(Dataset entries on figures)

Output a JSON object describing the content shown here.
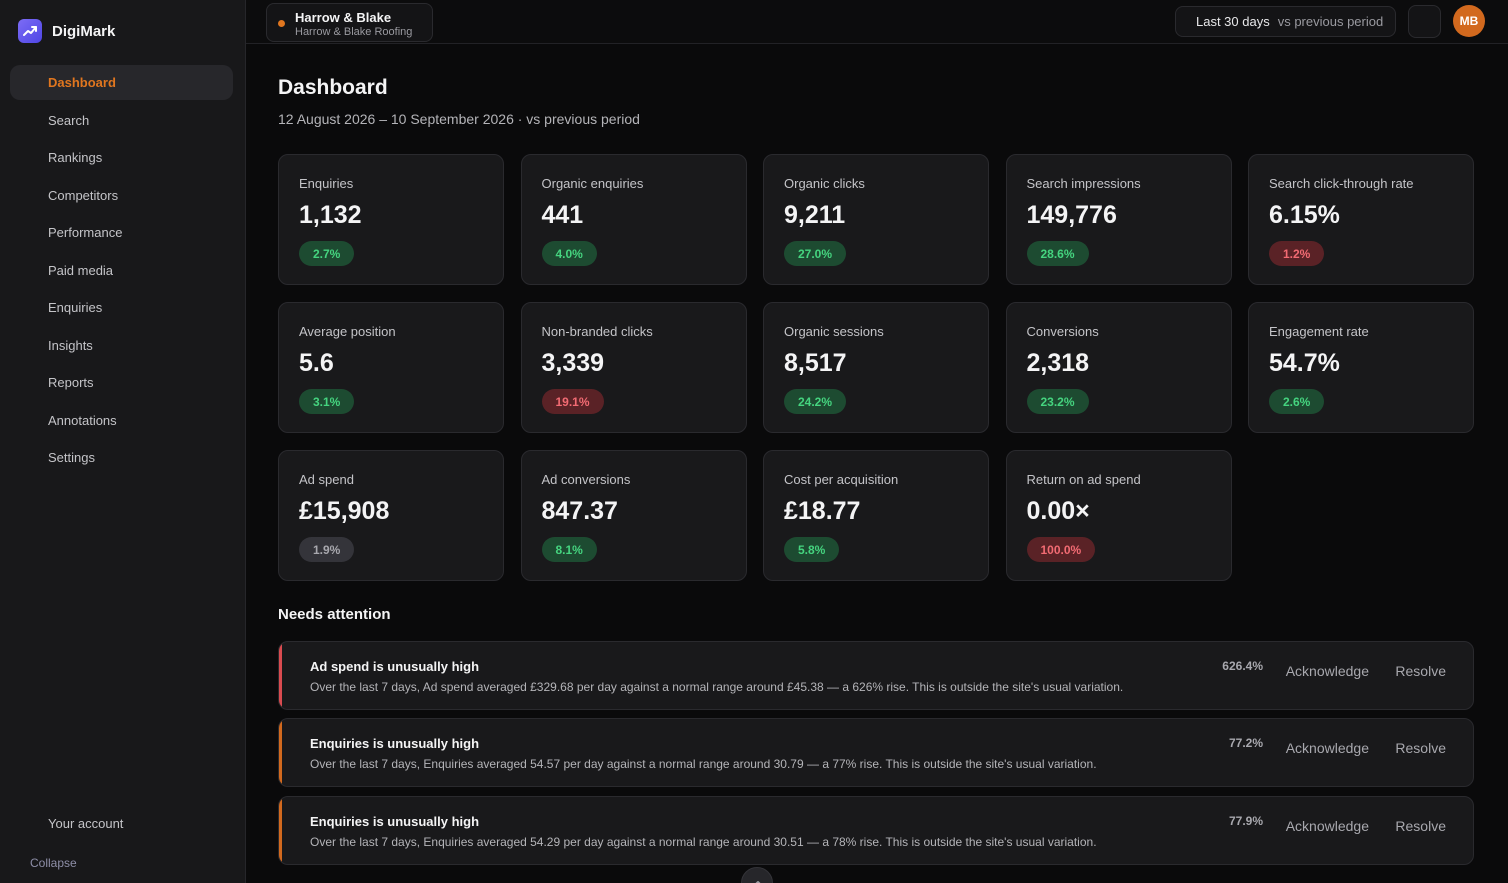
{
  "brand": {
    "name": "DigiMark"
  },
  "sidebar": {
    "items": [
      {
        "label": "Dashboard",
        "active": true
      },
      {
        "label": "Search"
      },
      {
        "label": "Rankings"
      },
      {
        "label": "Competitors"
      },
      {
        "label": "Performance"
      },
      {
        "label": "Paid media"
      },
      {
        "label": "Enquiries"
      },
      {
        "label": "Insights"
      },
      {
        "label": "Reports"
      },
      {
        "label": "Annotations"
      },
      {
        "label": "Settings"
      }
    ],
    "account": "Your account",
    "collapse": "Collapse"
  },
  "topbar": {
    "client_name": "Harrow & Blake",
    "client_sub": "Harrow & Blake Roofing",
    "range_main": "Last 30 days",
    "range_sub": "vs previous period",
    "avatar": "MB"
  },
  "page": {
    "title": "Dashboard",
    "subtitle": "12 August 2026 – 10 September 2026 · vs previous period"
  },
  "kpis": [
    {
      "label": "Enquiries",
      "value": "1,132",
      "change": "2.7%",
      "trend": "up"
    },
    {
      "label": "Organic enquiries",
      "value": "441",
      "change": "4.0%",
      "trend": "up"
    },
    {
      "label": "Organic clicks",
      "value": "9,211",
      "change": "27.0%",
      "trend": "up"
    },
    {
      "label": "Search impressions",
      "value": "149,776",
      "change": "28.6%",
      "trend": "up"
    },
    {
      "label": "Search click-through rate",
      "value": "6.15%",
      "change": "1.2%",
      "trend": "down"
    },
    {
      "label": "Average position",
      "value": "5.6",
      "change": "3.1%",
      "trend": "up"
    },
    {
      "label": "Non-branded clicks",
      "value": "3,339",
      "change": "19.1%",
      "trend": "down"
    },
    {
      "label": "Organic sessions",
      "value": "8,517",
      "change": "24.2%",
      "trend": "up"
    },
    {
      "label": "Conversions",
      "value": "2,318",
      "change": "23.2%",
      "trend": "up"
    },
    {
      "label": "Engagement rate",
      "value": "54.7%",
      "change": "2.6%",
      "trend": "up"
    },
    {
      "label": "Ad spend",
      "value": "£15,908",
      "change": "1.9%",
      "trend": "flat"
    },
    {
      "label": "Ad conversions",
      "value": "847.37",
      "change": "8.1%",
      "trend": "up"
    },
    {
      "label": "Cost per acquisition",
      "value": "£18.77",
      "change": "5.8%",
      "trend": "up"
    },
    {
      "label": "Return on ad spend",
      "value": "0.00×",
      "change": "100.0%",
      "trend": "down"
    }
  ],
  "attention": {
    "title": "Needs attention",
    "alerts": [
      {
        "title": "Ad spend is unusually high",
        "description": "Over the last 7 days, Ad spend averaged £329.68 per day against a normal range around £45.38 — a 626% rise. This is outside the site's usual variation.",
        "pct": "626.4%",
        "severity": "high",
        "acknowledge": "Acknowledge",
        "resolve": "Resolve"
      },
      {
        "title": "Enquiries is unusually high",
        "description": "Over the last 7 days, Enquiries averaged 54.57 per day against a normal range around 30.79 — a 77% rise. This is outside the site's usual variation.",
        "pct": "77.2%",
        "severity": "medium",
        "acknowledge": "Acknowledge",
        "resolve": "Resolve"
      },
      {
        "title": "Enquiries is unusually high",
        "description": "Over the last 7 days, Enquiries averaged 54.29 per day against a normal range around 30.51 — a 78% rise. This is outside the site's usual variation.",
        "pct": "77.9%",
        "severity": "medium",
        "acknowledge": "Acknowledge",
        "resolve": "Resolve"
      }
    ]
  },
  "colors": {
    "accent": "#e0761f",
    "high": "#d94b50",
    "medium": "#d2691e",
    "up": "#45d47f",
    "down": "#f26b73"
  }
}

Exercise goal: Count the lines above that contain the word "Harrow", and reply with only that number.

Result of the exercise: 2